_Task instructions:_
A - Check these statements against the exploration tree file. For each one, answer yes or no and quote the words that decide it. (i) The session logs cited as the source run from 2025-12-14 through 2025-12-19. (ii) Node N01 is of type experiment. (iii) The automated builds are meant to run through Gitea Actions on git.wylab.me.
B - In the exploration tree file, write out the passage that begins at the words "# Node types: question" and ends after the words "the Unraid server.".
>> start Text segment
Files
ara/ss14-cicd/trace/exploration_tree.yaml
T

158 lines
8.8 KiB
YAML

# Exploration Tree — ss14-cicd
# Research DAG: nested tree with cross-edges (also_depends_on) forming a DAG.
# Source: Session logs 2025-12-14 through 2025-12-19 (HISTORY.md)
# Node types: question | experiment | dead_end | decision | pivot
tree:
- id: N01
type: question
support_level: explicit
source_refs: ["HISTORY.md: 2025-12-14"]
title: "How to build wylab-station-14 Docker image automatically on commit?"
description: >
The wylab-station-14 Space Station 14 game server needs automated builds
via Gitea Actions on git.wylab.me. Commits to the repo should trigger a
pipeline that builds the Docker image and makes it available for deployment
on the Unraid server.
>> end Text segment
>> start Given material
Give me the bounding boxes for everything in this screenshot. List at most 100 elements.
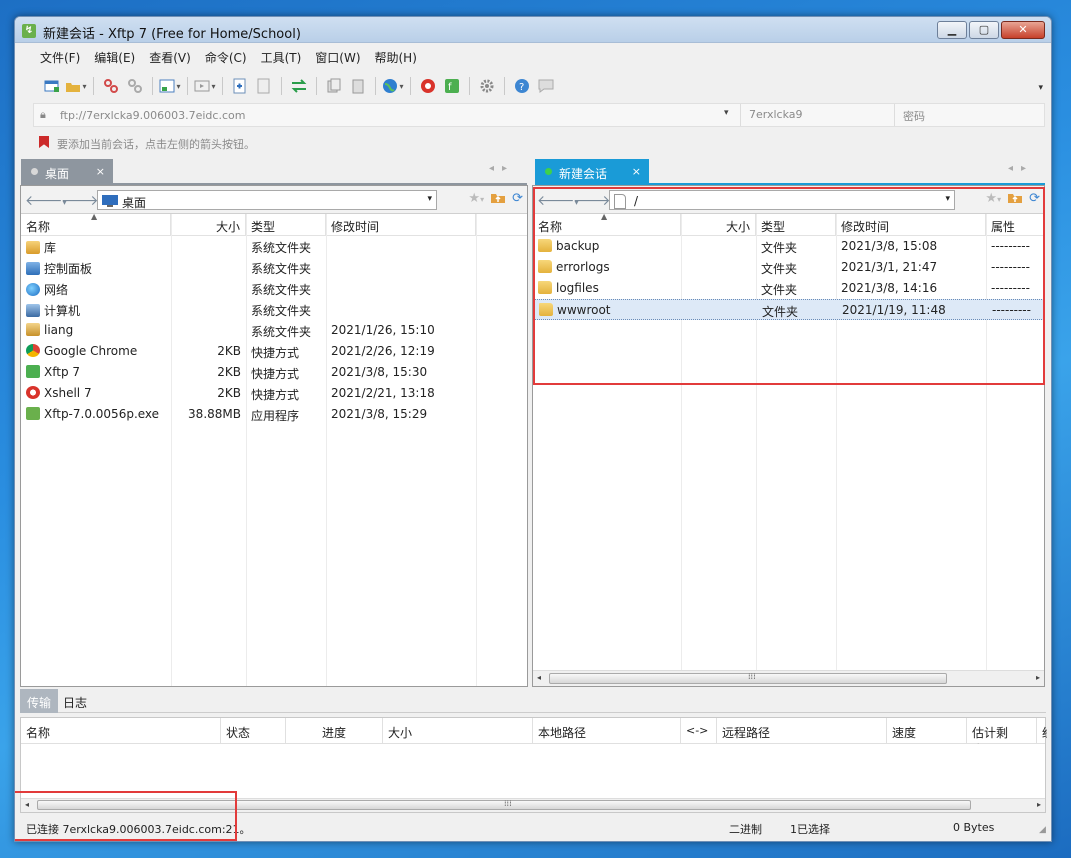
>> end Given material
_Responses per task:_
A -
(i) Yes: "Source: Session logs 2025-12-14 through 2025-12-19 (HISTORY.md)"
(ii) No: "type: question"
(iii) Yes: "via Gitea Actions on git.wylab.me"

B -
# Node types: question | experiment | dead_end | decision | pivot
tree:
- id: N01
type: question
support_level: explicit
source_refs: ["HISTORY.md: 2025-12-14"]
title: "How to build wylab-station-14 Docker image automatically on commit?"
description: >
The wylab-station-14 Space Station 14 game server needs automated builds
via Gitea Actions on git.wylab.me. Commits to the repo should trigger a
pipeline that builds the Docker image and makes it available for deployment
on the Unraid server.